EXERCISE PROMPT: Duplicate the listing, starting at the line that contains "tab-style[interactable]: Style xyxy=(193,35,247,57)" and ending after the line that contains "algorithm-combo-arrow-button[interactable] xyxy=(541,97,574,126)".

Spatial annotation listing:
- - - -
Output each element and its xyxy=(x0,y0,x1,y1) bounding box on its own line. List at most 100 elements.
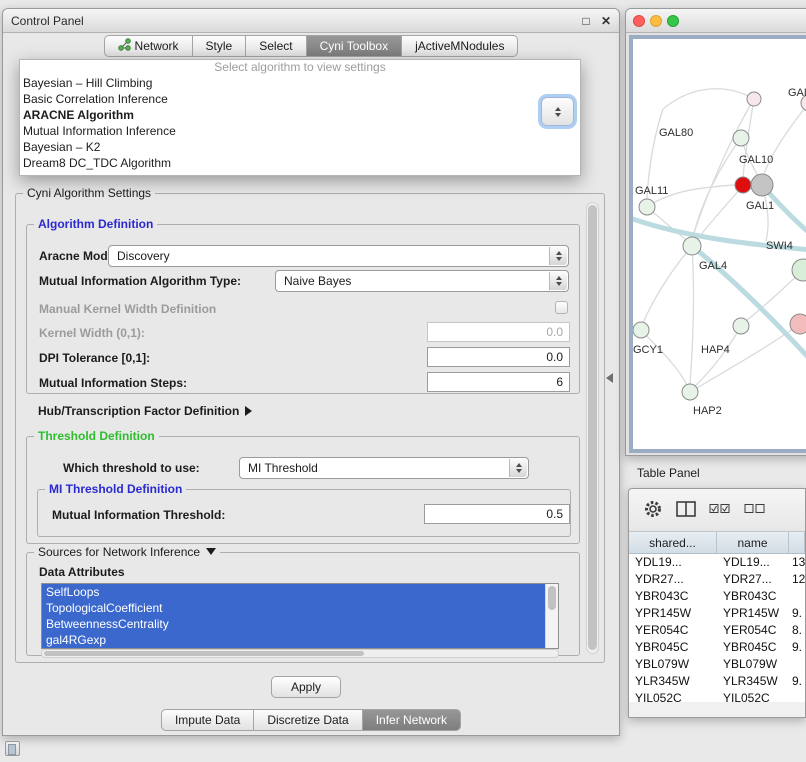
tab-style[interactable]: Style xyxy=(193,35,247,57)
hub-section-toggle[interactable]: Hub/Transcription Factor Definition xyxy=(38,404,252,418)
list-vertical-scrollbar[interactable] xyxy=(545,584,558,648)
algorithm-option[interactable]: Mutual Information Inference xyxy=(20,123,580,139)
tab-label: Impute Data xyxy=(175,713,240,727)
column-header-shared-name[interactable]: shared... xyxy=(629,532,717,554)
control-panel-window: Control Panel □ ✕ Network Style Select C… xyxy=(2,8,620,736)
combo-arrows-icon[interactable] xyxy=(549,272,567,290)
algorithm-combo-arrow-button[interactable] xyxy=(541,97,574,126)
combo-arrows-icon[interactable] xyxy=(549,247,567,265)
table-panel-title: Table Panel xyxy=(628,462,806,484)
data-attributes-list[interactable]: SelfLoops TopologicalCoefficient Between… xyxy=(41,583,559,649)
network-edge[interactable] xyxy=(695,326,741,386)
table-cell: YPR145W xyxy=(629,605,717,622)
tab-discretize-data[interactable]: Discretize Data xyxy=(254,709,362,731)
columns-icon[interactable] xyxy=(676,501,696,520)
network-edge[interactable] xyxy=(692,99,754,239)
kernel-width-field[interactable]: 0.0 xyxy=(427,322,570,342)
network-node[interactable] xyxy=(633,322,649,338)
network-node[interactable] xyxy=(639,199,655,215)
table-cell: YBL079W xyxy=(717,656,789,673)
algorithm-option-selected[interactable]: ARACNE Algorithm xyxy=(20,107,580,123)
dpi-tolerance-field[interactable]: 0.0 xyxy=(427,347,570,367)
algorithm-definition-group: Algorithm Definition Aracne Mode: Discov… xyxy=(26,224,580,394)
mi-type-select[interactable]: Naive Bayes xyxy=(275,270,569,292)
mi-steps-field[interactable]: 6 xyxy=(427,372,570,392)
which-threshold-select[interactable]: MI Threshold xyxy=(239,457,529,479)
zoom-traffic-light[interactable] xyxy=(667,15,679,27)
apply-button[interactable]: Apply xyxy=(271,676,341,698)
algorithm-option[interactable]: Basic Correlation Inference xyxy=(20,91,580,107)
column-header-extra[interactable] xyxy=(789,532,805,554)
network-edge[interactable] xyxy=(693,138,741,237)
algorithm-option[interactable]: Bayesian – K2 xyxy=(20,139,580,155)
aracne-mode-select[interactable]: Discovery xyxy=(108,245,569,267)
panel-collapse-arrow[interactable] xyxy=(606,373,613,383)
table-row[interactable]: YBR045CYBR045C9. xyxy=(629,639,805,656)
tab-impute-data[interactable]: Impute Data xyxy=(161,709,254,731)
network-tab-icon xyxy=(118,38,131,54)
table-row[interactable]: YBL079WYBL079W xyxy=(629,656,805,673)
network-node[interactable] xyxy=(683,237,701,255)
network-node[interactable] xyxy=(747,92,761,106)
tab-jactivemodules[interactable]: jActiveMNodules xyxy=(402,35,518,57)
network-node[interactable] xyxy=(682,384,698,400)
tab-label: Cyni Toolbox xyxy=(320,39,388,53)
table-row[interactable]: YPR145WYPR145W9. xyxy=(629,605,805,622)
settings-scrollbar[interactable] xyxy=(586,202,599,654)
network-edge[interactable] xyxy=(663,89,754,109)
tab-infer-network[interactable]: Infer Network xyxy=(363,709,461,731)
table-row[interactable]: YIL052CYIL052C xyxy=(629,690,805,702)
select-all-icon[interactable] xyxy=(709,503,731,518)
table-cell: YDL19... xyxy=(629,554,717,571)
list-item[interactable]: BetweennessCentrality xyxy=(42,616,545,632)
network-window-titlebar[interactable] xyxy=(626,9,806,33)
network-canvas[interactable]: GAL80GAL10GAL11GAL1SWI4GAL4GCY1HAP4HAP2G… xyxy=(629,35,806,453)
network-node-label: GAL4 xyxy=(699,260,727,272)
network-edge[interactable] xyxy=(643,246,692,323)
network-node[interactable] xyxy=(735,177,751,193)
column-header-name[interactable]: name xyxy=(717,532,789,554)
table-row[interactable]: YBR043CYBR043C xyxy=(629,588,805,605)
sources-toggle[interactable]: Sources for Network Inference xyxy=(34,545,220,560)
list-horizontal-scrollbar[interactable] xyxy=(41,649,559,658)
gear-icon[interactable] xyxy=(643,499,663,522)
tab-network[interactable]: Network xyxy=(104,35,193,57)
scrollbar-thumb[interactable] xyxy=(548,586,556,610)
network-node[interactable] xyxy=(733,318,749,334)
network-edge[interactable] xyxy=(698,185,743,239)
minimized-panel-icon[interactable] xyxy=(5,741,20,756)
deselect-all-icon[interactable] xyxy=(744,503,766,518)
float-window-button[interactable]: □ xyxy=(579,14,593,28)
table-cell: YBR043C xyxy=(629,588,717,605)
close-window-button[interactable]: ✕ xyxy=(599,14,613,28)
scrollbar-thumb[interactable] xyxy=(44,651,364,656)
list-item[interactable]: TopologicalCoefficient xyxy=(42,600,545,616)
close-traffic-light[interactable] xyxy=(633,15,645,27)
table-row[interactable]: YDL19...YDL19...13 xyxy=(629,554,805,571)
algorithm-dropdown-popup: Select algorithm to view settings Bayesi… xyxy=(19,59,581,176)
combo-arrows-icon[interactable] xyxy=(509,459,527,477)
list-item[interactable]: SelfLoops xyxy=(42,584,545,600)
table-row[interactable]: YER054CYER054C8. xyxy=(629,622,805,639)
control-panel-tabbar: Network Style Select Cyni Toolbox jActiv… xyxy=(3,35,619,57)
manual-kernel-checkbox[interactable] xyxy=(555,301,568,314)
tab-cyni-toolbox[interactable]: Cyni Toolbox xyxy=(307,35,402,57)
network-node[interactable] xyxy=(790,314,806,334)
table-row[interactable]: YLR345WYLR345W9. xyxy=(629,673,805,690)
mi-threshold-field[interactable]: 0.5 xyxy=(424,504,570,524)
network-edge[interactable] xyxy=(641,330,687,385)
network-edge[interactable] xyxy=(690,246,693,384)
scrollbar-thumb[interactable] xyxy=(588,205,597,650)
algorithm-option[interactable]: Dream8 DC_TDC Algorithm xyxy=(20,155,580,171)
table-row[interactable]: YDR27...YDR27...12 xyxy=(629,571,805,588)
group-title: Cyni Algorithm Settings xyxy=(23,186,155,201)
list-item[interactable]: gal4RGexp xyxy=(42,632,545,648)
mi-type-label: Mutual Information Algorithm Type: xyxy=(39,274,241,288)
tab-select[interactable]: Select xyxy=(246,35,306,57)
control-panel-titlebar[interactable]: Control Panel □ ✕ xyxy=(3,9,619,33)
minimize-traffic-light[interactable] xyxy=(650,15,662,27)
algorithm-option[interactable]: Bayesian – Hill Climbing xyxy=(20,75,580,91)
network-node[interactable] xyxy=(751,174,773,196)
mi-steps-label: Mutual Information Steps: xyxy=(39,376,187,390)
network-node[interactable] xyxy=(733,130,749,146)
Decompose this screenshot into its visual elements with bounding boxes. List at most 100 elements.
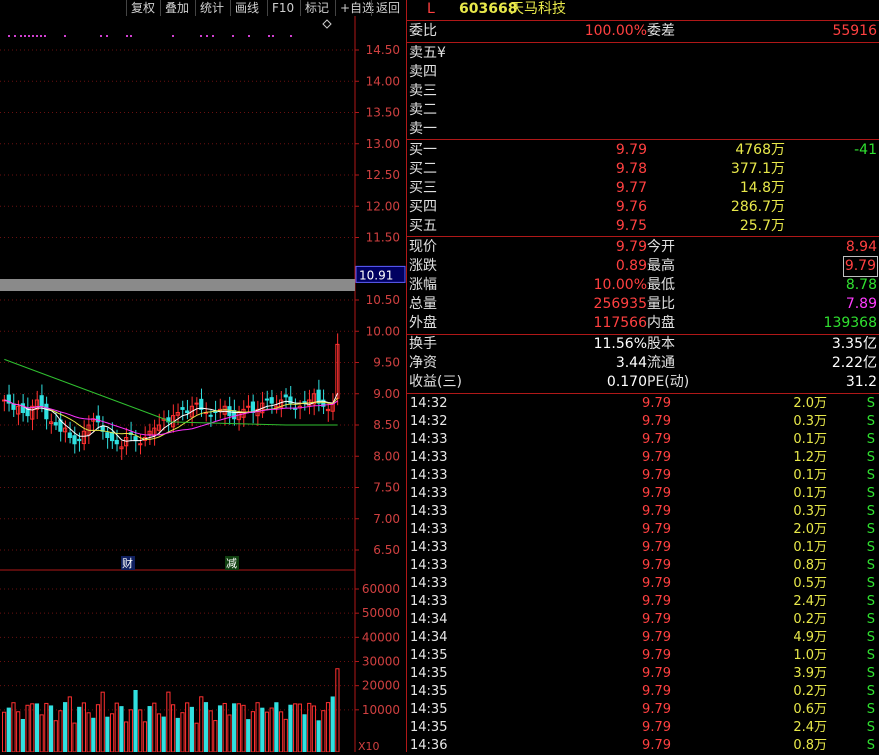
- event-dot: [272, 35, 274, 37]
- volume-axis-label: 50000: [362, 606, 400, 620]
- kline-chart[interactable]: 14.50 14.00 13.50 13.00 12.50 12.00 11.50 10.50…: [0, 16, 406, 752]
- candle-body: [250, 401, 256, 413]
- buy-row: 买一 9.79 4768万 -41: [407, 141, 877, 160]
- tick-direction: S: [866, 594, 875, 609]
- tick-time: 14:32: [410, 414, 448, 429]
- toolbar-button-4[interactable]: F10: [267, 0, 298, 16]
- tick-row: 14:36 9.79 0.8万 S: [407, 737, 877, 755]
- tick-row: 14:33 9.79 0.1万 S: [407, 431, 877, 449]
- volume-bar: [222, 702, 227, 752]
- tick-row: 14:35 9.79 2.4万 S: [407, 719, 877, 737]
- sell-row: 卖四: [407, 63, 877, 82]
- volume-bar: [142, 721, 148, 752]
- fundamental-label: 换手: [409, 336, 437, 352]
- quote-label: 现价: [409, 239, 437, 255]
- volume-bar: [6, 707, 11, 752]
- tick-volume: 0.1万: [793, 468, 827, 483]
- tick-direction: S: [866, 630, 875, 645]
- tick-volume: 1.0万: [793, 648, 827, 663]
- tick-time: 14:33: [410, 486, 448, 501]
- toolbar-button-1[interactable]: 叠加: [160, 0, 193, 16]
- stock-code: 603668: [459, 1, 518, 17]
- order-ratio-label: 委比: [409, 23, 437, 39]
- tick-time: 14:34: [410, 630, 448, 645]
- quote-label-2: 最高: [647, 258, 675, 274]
- - - -
ANSWER FOR THE TASK:
tab-style[interactable]: Style xyxy=(193,35,247,57)
hub-section-toggle[interactable]: Hub/Transcription Factor Definition xyxy=(38,404,252,418)
list-vertical-scrollbar[interactable] xyxy=(545,584,558,648)
algorithm-option[interactable]: Mutual Information Inference xyxy=(20,123,580,139)
tab-label: Impute Data xyxy=(175,713,240,727)
column-header-shared-name[interactable]: shared... xyxy=(629,532,717,554)
control-panel-window: Control Panel □ ✕ Network Style Select C… xyxy=(2,8,620,736)
combo-arrows-icon[interactable] xyxy=(549,272,567,290)
algorithm-combo-arrow-button[interactable] xyxy=(541,97,574,126)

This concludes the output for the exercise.